Write the material out again exactly as it stands.

☆ ☆ ☆ ☆ ☆

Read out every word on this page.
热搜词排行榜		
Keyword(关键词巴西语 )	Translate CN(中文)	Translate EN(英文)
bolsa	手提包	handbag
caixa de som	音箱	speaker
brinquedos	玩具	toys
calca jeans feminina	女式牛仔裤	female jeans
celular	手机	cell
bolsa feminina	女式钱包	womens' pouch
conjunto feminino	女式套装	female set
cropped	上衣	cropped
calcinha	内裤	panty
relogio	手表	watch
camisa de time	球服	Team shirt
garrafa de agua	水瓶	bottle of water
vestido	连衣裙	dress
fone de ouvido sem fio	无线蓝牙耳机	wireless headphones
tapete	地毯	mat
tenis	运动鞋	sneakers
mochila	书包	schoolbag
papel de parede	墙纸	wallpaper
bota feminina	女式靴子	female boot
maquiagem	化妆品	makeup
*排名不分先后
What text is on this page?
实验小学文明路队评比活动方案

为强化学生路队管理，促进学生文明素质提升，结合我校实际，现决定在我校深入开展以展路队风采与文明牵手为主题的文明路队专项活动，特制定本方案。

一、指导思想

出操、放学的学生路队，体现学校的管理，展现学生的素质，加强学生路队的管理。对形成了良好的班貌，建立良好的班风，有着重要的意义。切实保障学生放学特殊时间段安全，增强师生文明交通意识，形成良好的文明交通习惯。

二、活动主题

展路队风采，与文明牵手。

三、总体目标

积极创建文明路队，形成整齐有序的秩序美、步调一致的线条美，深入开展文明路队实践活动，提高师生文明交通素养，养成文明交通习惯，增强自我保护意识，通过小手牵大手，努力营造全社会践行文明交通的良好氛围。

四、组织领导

☆ ☆ ☆ ☆ ☆

The output »
Read out every word on this page.
热搜词排行榜		
Keyword(关键词巴西语 )	Translate CN(中文)	Translate EN(英文)
bolsa	手提包	handbag
caixa de som	音箱	speaker
brinquedos	玩具	toys
calca jeans feminina	女式牛仔裤	female jeans
celular	手机	cell
bolsa feminina	女式钱包	womens' pouch
conjunto feminino	女式套装	female set
cropped	上衣	cropped
calcinha	内裤	panty
relogio	手表	watch
camisa de time	球服	Team shirt
garrafa de agua	水瓶	bottle of water
vestido	连衣裙	dress
fone de ouvido sem fio	无线蓝牙耳机	wireless headphones
tapete	地毯	mat
tenis	运动鞋	sneakers
mochila	书包	schoolbag
papel de parede	墙纸	wallpaper
bota feminina	女式靴子	female boot
maquiagem	化妆品	makeup
*排名不分先后
What text is on this page?
实验小学文明路队评比活动方案

为强化学生路队管理，促进学生文明素质提升，结合我校实际，现决定在我校深入开展以展路队风采与文明牵手为主题的文明路队专项活动，特制定本方案。

一、指导思想

出操、放学的学生路队，体现学校的管理，展现学生的素质，加强学生路队的管理。对形成了良好的班貌，建立良好的班风，有着重要的意义。切实保障学生放学特殊时间段安全，增强师生文明交通意识，形成良好的文明交通习惯。

二、活动主题

展路队风采，与文明牵手。

三、总体目标

积极创建文明路队，形成整齐有序的秩序美、步调一致的线条美，深入开展文明路队实践活动，提高师生文明交通素养，养成文明交通习惯，增强自我保护意识，通过小手牵大手，努力营造全社会践行文明交通的良好氛围。

四、组织领导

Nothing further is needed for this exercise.